Please quote every line word for word.

[Chart and figure data]
========================

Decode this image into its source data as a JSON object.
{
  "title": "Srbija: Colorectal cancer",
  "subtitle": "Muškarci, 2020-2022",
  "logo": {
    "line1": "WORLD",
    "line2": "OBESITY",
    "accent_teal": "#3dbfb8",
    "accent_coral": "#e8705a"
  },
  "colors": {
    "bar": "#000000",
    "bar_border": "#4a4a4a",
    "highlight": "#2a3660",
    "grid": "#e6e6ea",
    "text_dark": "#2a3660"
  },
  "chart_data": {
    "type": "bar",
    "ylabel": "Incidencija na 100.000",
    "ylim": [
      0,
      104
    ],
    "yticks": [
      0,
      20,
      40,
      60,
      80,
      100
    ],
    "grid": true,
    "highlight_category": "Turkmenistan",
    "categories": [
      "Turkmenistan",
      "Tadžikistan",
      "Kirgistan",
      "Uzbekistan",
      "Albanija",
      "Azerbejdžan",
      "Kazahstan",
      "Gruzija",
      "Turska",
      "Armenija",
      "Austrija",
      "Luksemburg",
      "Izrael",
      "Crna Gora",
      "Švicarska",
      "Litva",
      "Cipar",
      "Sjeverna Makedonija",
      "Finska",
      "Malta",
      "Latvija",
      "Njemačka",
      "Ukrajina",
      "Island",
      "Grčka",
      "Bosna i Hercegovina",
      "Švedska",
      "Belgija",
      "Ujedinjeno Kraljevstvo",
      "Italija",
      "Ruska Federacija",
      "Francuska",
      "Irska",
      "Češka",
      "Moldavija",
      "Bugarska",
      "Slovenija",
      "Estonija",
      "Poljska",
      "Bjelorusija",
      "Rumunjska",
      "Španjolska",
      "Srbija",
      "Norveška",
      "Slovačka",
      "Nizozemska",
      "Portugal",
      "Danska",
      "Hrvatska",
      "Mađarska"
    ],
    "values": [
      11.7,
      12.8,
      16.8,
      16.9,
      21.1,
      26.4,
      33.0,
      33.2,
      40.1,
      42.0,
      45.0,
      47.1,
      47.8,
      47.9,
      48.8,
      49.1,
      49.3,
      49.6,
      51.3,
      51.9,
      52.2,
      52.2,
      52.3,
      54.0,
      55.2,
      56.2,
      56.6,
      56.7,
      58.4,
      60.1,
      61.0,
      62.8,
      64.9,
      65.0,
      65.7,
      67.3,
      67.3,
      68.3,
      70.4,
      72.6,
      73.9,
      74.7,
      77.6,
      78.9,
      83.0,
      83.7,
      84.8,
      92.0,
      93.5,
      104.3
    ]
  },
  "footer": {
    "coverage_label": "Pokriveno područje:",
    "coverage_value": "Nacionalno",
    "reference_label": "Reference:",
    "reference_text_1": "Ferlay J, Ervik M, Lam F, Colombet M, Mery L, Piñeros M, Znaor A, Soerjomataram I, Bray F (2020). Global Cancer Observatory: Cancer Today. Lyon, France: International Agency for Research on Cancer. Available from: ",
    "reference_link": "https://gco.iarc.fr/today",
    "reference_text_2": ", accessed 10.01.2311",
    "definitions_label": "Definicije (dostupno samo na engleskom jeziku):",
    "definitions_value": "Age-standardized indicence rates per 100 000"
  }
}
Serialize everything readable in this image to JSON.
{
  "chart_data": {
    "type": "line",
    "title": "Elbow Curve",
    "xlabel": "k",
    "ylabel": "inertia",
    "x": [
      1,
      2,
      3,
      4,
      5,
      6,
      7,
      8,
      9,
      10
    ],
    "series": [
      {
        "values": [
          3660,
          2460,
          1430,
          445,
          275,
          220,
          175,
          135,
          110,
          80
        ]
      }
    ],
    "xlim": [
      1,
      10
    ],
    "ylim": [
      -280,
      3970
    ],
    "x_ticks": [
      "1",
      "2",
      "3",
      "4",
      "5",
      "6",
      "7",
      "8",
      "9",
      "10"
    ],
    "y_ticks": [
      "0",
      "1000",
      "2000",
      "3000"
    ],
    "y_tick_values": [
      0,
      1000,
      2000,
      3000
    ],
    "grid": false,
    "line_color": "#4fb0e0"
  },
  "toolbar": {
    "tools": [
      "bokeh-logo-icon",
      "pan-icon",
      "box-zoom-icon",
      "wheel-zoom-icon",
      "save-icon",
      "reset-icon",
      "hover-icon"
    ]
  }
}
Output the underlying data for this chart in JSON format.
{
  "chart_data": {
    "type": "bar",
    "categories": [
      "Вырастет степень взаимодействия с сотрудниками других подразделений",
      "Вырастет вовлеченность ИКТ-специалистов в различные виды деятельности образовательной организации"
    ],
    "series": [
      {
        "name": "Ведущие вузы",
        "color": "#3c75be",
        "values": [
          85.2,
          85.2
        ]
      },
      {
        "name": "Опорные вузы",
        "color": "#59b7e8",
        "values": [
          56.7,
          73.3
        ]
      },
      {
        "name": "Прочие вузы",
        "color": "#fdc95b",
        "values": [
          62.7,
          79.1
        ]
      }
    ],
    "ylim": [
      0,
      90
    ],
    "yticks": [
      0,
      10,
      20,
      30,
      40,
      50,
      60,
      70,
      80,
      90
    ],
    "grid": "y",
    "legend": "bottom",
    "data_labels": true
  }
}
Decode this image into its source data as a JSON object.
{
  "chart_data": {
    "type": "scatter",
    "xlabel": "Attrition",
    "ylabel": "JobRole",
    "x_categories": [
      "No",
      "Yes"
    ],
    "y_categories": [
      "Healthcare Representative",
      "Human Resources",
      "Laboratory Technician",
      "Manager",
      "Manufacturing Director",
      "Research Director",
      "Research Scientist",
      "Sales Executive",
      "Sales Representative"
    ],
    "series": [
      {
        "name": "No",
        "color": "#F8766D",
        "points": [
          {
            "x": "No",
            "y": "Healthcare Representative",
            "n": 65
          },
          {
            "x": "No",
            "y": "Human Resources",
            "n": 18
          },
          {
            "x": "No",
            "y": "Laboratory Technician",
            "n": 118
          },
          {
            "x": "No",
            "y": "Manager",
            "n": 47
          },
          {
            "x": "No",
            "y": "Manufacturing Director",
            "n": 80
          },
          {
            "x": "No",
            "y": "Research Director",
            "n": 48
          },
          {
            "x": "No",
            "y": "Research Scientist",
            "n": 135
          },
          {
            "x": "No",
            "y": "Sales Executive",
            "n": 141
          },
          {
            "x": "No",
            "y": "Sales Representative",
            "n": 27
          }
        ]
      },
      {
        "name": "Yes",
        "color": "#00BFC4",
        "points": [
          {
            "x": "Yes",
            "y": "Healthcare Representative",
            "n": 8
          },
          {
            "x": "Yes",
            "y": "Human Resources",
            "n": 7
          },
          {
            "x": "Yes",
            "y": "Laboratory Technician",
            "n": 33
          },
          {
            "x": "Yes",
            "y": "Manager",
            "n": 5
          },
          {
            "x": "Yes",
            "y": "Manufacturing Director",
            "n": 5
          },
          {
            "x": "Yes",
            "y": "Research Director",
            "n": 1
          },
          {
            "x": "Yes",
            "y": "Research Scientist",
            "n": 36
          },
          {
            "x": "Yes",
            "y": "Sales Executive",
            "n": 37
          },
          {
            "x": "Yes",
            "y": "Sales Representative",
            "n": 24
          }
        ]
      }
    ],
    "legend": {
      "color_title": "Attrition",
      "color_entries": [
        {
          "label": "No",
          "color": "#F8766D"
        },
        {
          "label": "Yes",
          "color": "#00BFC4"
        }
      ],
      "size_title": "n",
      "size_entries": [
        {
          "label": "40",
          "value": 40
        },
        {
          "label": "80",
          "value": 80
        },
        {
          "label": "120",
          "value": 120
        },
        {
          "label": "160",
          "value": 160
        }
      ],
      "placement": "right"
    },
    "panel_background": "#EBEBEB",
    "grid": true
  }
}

========================

### Exercise answer
Decode this image into its source data as a JSON object.
{
  "title": "Srbija: Colorectal cancer",
  "subtitle": "Muškarci, 2020-2022",
  "logo": {
    "line1": "WORLD",
    "line2": "OBESITY",
    "accent_teal": "#3dbfb8",
    "accent_coral": "#e8705a"
  },
  "colors": {
    "bar": "#000000",
    "bar_border": "#4a4a4a",
    "highlight": "#2a3660",
    "grid": "#e6e6ea",
    "text_dark": "#2a3660"
  },
  "chart_data": {
    "type": "bar",
    "ylabel": "Incidencija na 100.000",
    "ylim": [
      0,
      104
    ],
    "yticks": [
      0,
      20,
      40,
      60,
      80,
      100
    ],
    "grid": true,
    "highlight_category": "Turkmenistan",
    "categories": [
      "Turkmenistan",
      "Tadžikistan",
      "Kirgistan",
      "Uzbekistan",
      "Albanija",
      "Azerbejdžan",
      "Kazahstan",
      "Gruzija",
      "Turska",
      "Armenija",
      "Austrija",
      "Luksemburg",
      "Izrael",
      "Crna Gora",
      "Švicarska",
      "Litva",
      "Cipar",
      "Sjeverna Makedonija",
      "Finska",
      "Malta",
      "Latvija",
      "Njemačka",
      "Ukrajina",
      "Island",
      "Grčka",
      "Bosna i Hercegovina",
      "Švedska",
      "Belgija",
      "Ujedinjeno Kraljevstvo",
      "Italija",
      "Ruska Federacija",
      "Francuska",
      "Irska",
      "Češka",
      "Moldavija",
      "Bugarska",
      "Slovenija",
      "Estonija",
      "Poljska",
      "Bjelorusija",
      "Rumunjska",
      "Španjolska",
      "Srbija",
      "Norveška",
      "Slovačka",
      "Nizozemska",
      "Portugal",
      "Danska",
      "Hrvatska",
      "Mađarska"
    ],
    "values": [
      11.7,
      12.8,
      16.8,
      16.9,
      21.1,
      26.4,
      33.0,
      33.2,
      40.1,
      42.0,
      45.0,
      47.1,
      47.8,
      47.9,
      48.8,
      49.1,
      49.3,
      49.6,
      51.3,
      51.9,
      52.2,
      52.2,
      52.3,
      54.0,
      55.2,
      56.2,
      56.6,
      56.7,
      58.4,
      60.1,
      61.0,
      62.8,
      64.9,
      65.0,
      65.7,
      67.3,
      67.3,
      68.3,
      70.4,
      72.6,
      73.9,
      74.7,
      77.6,
      78.9,
      83.0,
      83.7,
      84.8,
      92.0,
      93.5,
      104.3
    ]
  },
  "footer": {
    "coverage_label": "Pokriveno područje:",
    "coverage_value": "Nacionalno",
    "reference_label": "Reference:",
    "reference_text_1": "Ferlay J, Ervik M, Lam F, Colombet M, Mery L, Piñeros M, Znaor A, Soerjomataram I, Bray F (2020). Global Cancer Observatory: Cancer Today. Lyon, France: International Agency for Research on Cancer. Available from: ",
    "reference_link": "https://gco.iarc.fr/today",
    "reference_text_2": ", accessed 10.01.2311",
    "definitions_label": "Definicije (dostupno samo na engleskom jeziku):",
    "definitions_value": "Age-standardized indicence rates per 100 000"
  }
}
Serialize everything readable in this image to JSON.
{
  "chart_data": {
    "type": "line",
    "title": "Elbow Curve",
    "xlabel": "k",
    "ylabel": "inertia",
    "x": [
      1,
      2,
      3,
      4,
      5,
      6,
      7,
      8,
      9,
      10
    ],
    "series": [
      {
        "values": [
          3660,
          2460,
          1430,
          445,
          275,
          220,
          175,
          135,
          110,
          80
        ]
      }
    ],
    "xlim": [
      1,
      10
    ],
    "ylim": [
      -280,
      3970
    ],
    "x_ticks": [
      "1",
      "2",
      "3",
      "4",
      "5",
      "6",
      "7",
      "8",
      "9",
      "10"
    ],
    "y_ticks": [
      "0",
      "1000",
      "2000",
      "3000"
    ],
    "y_tick_values": [
      0,
      1000,
      2000,
      3000
    ],
    "grid": false,
    "line_color": "#4fb0e0"
  },
  "toolbar": {
    "tools": [
      "bokeh-logo-icon",
      "pan-icon",
      "box-zoom-icon",
      "wheel-zoom-icon",
      "save-icon",
      "reset-icon",
      "hover-icon"
    ]
  }
}
Output the underlying data for this chart in JSON format.
{
  "chart_data": {
    "type": "bar",
    "categories": [
      "Вырастет степень взаимодействия с сотрудниками других подразделений",
      "Вырастет вовлеченность ИКТ-специалистов в различные виды деятельности образовательной организации"
    ],
    "series": [
      {
        "name": "Ведущие вузы",
        "color": "#3c75be",
        "values": [
          85.2,
          85.2
        ]
      },
      {
        "name": "Опорные вузы",
        "color": "#59b7e8",
        "values": [
          56.7,
          73.3
        ]
      },
      {
        "name": "Прочие вузы",
        "color": "#fdc95b",
        "values": [
          62.7,
          79.1
        ]
      }
    ],
    "ylim": [
      0,
      90
    ],
    "yticks": [
      0,
      10,
      20,
      30,
      40,
      50,
      60,
      70,
      80,
      90
    ],
    "grid": "y",
    "legend": "bottom",
    "data_labels": true
  }
}
Decode this image into its source data as a JSON object.
{
  "chart_data": {
    "type": "scatter",
    "xlabel": "Attrition",
    "ylabel": "JobRole",
    "x_categories": [
      "No",
      "Yes"
    ],
    "y_categories": [
      "Healthcare Representative",
      "Human Resources",
      "Laboratory Technician",
      "Manager",
      "Manufacturing Director",
      "Research Director",
      "Research Scientist",
      "Sales Executive",
      "Sales Representative"
    ],
    "series": [
      {
        "name": "No",
        "color": "#F8766D",
        "points": [
          {
            "x": "No",
            "y": "Healthcare Representative",
            "n": 65
          },
          {
            "x": "No",
            "y": "Human Resources",
            "n": 18
          },
          {
            "x": "No",
            "y": "Laboratory Technician",
            "n": 118
          },
          {
            "x": "No",
            "y": "Manager",
            "n": 47
          },
          {
            "x": "No",
            "y": "Manufacturing Director",
            "n": 80
          },
          {
            "x": "No",
            "y": "Research Director",
            "n": 48
          },
          {
            "x": "No",
            "y": "Research Scientist",
            "n": 135
          },
          {
            "x": "No",
            "y": "Sales Executive",
            "n": 141
          },
          {
            "x": "No",
            "y": "Sales Representative",
            "n": 27
          }
        ]
      },
      {
        "name": "Yes",
        "color": "#00BFC4",
        "points": [
          {
            "x": "Yes",
            "y": "Healthcare Representative",
            "n": 8
          },
          {
            "x": "Yes",
            "y": "Human Resources",
            "n": 7
          },
          {
            "x": "Yes",
            "y": "Laboratory Technician",
            "n": 33
          },
          {
            "x": "Yes",
            "y": "Manager",
            "n": 5
          },
          {
            "x": "Yes",
            "y": "Manufacturing Director",
            "n": 5
          },
          {
            "x": "Yes",
            "y": "Research Director",
            "n": 1
          },
          {
            "x": "Yes",
            "y": "Research Scientist",
            "n": 36
          },
          {
            "x": "Yes",
            "y": "Sales Executive",
            "n": 37
          },
          {
            "x": "Yes",
            "y": "Sales Representative",
            "n": 24
          }
        ]
      }
    ],
    "legend": {
      "color_title": "Attrition",
      "color_entries": [
        {
          "label": "No",
          "color": "#F8766D"
        },
        {
          "label": "Yes",
          "color": "#00BFC4"
        }
      ],
      "size_title": "n",
      "size_entries": [
        {
          "label": "40",
          "value": 40
        },
        {
          "label": "80",
          "value": 80
        },
        {
          "label": "120",
          "value": 120
        },
        {
          "label": "160",
          "value": 160
        }
      ],
      "placement": "right"
    },
    "panel_background": "#EBEBEB",
    "grid": true
  }
}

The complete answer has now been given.